++++ Texto citado

Wilson Honório da Silva, da Secretaria Nacional de Formação do PSTU

Assisti, agora, um vídeo indignado e comovente de Soraya Misleh, militante do PSTU que, há muito, é nossa porta-voz mais aguerrida da causa palestina. Causa e partido que ela abraça com paixão revolucionária não só porque tem sua própria história marcada pela contínua Nakba (a “catástrofe”, iniciada com a formação do Estado racista de Israel, em 1948, através de uma limpeza étnica planejada), mas também por entender que a única saída para seu povo é completa libertação da Palestina, do rio ao mar, numa perspectiva socialista.

Contudo, o que mais chamou minha atenção nesta fala, em particular, é algo que também tem me incomodado há dias: a forma completamente escrota com que a “grande mídia” tem noticiado o conflito iniciado no fim de semana. De forma sistemática, com uma repetição massacrante e calculada, telejornais e a imprensa escrita, sem exceções, têm criado dois “campos”: o dos “terroristas”, impiedosos e assassinos, “versus” o de “seres humanos”, agredidos e mortos injustamente.

++++++++
++++ Dados exibidos

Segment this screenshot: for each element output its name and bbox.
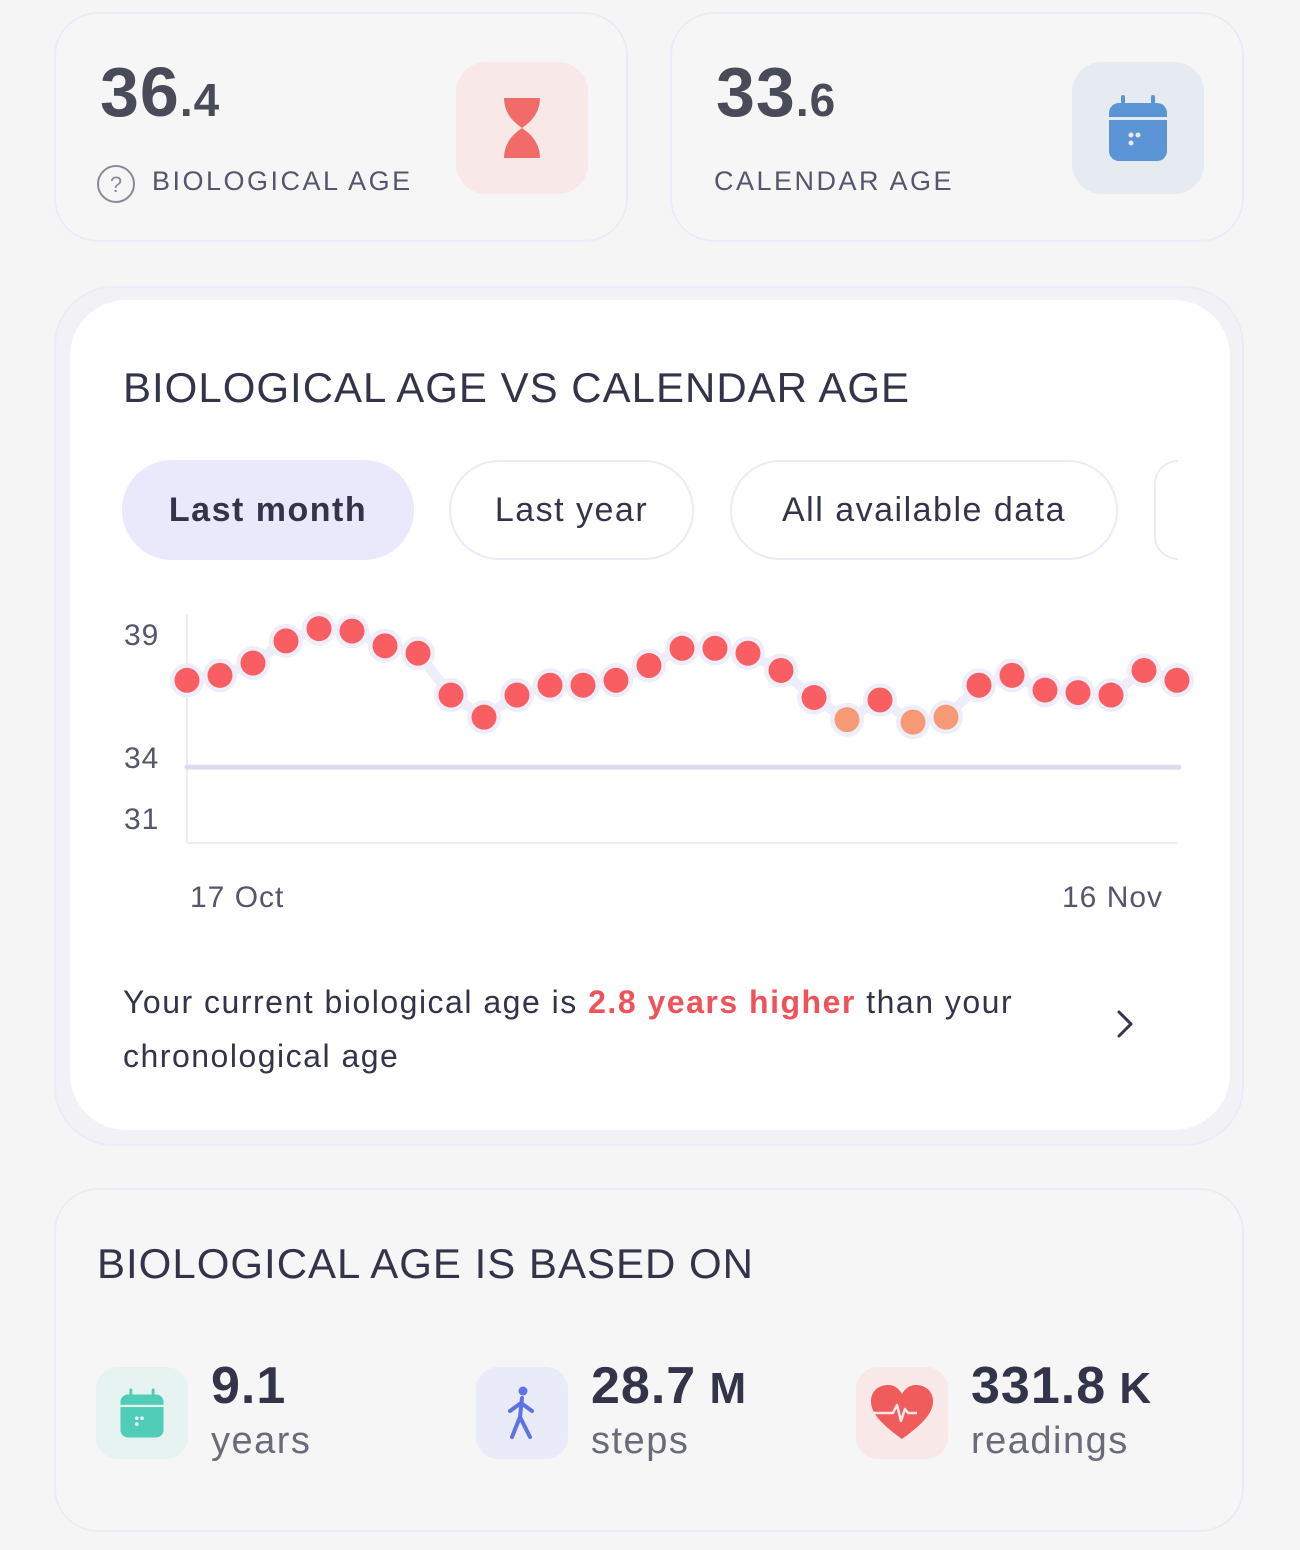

++++++++

_Problema a resolver_. Devolva, sem nenhuma alteração, o trecho do texto sobre a causa palestina que se abre com as palavras que contêm "Contudo, o que" e se fecha em "e mortos injustamente.".

_Resposta escrita_.
Contudo, o que mais chamou minha atenção nesta fala, em particular, é algo que também tem me incomodado há dias: a forma completamente escrota com que a “grande mídia” tem noticiado o conflito iniciado no fim de semana. De forma sistemática, com uma repetição massacrante e calculada, telejornais e a imprensa escrita, sem exceções, têm criado dois “campos”: o dos “terroristas”, impiedosos e assassinos, “versus” o de “seres humanos”, agredidos e mortos injustamente.